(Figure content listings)
● ● ● ● ●

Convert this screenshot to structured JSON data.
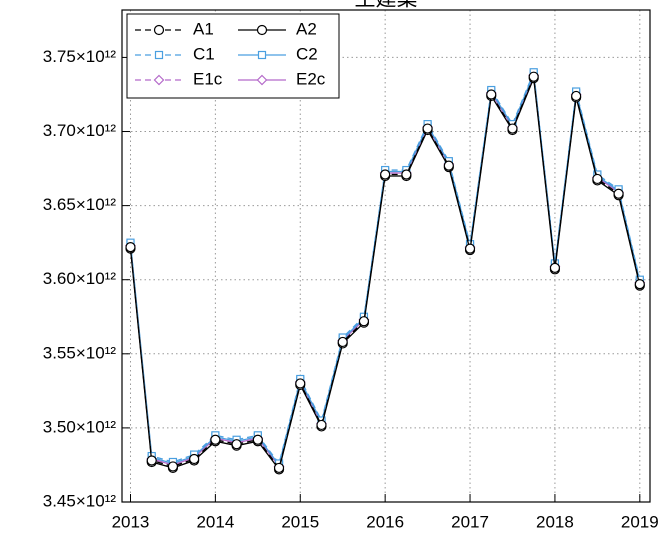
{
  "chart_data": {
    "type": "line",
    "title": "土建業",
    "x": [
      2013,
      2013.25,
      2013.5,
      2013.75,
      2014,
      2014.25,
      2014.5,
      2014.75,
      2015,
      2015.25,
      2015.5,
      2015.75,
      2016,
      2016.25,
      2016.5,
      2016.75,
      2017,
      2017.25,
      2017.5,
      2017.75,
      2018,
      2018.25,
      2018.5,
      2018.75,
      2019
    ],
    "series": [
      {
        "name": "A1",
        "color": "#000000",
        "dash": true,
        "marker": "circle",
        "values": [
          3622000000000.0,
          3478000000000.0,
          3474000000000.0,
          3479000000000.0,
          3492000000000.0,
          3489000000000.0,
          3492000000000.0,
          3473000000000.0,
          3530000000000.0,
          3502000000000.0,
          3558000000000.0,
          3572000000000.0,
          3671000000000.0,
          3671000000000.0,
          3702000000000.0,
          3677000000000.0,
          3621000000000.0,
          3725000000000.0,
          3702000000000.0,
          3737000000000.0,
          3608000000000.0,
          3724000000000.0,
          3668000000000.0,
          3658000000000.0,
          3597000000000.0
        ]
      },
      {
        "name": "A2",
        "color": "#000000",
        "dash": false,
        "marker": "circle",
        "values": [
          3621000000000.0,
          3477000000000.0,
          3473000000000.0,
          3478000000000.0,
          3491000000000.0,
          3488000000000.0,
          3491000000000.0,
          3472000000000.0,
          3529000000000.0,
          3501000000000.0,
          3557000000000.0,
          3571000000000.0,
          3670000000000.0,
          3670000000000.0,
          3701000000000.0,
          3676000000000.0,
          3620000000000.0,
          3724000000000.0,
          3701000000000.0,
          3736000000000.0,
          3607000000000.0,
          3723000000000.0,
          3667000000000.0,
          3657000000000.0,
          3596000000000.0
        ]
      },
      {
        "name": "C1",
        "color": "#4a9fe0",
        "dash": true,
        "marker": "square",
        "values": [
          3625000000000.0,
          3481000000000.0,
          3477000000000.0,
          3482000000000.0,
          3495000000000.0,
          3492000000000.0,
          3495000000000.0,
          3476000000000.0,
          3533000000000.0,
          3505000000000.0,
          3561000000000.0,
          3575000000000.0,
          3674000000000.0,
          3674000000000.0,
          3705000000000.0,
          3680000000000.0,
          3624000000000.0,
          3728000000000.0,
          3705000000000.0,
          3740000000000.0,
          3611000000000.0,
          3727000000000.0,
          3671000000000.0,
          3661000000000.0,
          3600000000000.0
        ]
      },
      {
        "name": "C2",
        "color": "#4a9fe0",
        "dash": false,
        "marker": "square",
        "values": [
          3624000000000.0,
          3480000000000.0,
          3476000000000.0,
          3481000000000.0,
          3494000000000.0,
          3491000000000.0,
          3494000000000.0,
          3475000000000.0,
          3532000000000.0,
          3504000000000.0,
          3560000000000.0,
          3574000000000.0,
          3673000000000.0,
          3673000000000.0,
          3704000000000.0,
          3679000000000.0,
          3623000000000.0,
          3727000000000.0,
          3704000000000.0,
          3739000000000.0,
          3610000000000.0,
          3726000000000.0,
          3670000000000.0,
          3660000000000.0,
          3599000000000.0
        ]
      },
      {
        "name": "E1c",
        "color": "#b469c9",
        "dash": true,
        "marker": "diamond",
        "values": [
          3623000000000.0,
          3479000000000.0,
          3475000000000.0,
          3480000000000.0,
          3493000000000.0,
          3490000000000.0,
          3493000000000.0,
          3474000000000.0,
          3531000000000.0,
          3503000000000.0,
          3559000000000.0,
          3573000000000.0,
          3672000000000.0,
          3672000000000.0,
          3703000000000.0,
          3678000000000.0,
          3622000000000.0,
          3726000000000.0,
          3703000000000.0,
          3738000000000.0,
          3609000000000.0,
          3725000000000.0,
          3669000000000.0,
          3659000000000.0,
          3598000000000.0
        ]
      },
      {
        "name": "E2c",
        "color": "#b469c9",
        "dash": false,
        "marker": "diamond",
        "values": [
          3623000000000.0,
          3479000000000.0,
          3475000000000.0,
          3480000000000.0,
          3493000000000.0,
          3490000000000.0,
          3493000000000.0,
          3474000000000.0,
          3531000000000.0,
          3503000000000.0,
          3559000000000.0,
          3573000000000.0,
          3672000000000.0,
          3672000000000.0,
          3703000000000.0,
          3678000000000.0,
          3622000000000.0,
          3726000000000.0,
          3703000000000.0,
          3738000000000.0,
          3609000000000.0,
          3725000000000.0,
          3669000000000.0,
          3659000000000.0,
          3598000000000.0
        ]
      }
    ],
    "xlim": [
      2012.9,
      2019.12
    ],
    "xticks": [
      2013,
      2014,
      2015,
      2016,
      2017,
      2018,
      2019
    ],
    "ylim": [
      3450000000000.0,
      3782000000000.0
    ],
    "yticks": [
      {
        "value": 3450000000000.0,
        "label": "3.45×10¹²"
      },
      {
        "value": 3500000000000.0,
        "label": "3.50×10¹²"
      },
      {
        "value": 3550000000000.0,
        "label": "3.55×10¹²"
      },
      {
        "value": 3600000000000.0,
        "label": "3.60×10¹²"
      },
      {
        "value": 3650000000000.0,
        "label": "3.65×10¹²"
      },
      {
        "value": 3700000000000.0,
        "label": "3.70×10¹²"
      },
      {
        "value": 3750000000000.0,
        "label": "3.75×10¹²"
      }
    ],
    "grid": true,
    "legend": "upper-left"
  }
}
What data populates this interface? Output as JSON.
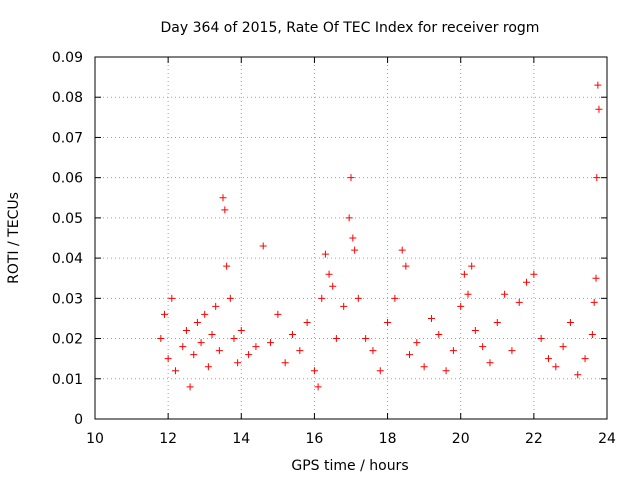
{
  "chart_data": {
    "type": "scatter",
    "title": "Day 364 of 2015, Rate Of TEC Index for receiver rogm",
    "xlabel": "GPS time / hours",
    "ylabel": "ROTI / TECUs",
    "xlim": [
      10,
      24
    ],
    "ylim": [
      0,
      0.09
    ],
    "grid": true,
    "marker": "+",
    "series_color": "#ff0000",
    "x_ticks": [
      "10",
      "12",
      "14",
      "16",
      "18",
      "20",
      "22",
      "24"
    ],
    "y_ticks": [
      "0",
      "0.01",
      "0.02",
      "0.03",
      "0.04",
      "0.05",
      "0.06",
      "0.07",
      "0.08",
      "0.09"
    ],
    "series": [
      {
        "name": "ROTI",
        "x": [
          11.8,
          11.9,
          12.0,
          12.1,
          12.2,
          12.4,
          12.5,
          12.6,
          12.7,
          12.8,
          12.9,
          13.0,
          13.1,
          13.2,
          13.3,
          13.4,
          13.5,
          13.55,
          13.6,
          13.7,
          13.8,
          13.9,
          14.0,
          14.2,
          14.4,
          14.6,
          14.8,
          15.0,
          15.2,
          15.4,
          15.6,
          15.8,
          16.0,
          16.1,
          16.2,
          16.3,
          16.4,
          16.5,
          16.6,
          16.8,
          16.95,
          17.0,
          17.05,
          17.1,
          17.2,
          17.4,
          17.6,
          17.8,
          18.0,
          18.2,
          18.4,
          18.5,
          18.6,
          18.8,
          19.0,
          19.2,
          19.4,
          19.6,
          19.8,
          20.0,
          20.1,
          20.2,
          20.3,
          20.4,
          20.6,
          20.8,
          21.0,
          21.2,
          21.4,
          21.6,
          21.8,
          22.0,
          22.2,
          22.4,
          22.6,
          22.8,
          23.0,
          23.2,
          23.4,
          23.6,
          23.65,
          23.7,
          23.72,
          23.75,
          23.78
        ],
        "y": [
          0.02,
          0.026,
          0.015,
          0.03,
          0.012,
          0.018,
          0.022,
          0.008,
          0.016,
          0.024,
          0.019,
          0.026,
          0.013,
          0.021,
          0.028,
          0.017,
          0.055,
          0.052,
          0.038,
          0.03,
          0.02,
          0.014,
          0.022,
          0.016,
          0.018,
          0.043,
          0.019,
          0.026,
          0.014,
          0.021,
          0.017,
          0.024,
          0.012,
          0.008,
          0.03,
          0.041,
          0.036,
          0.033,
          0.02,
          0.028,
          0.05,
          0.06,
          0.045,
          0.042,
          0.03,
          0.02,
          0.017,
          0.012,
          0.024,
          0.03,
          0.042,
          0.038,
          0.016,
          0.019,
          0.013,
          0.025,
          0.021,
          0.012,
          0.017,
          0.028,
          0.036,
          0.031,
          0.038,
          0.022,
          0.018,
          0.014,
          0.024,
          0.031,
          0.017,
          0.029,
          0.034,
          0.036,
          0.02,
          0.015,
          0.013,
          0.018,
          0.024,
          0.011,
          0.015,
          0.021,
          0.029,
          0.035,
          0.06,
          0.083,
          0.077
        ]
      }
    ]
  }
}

● ● ● ● ●

__EXERCISE DETAILS__.
How many lines of the listing above include the word "title"? Reply with the number alone.

__THE RESULT__.
2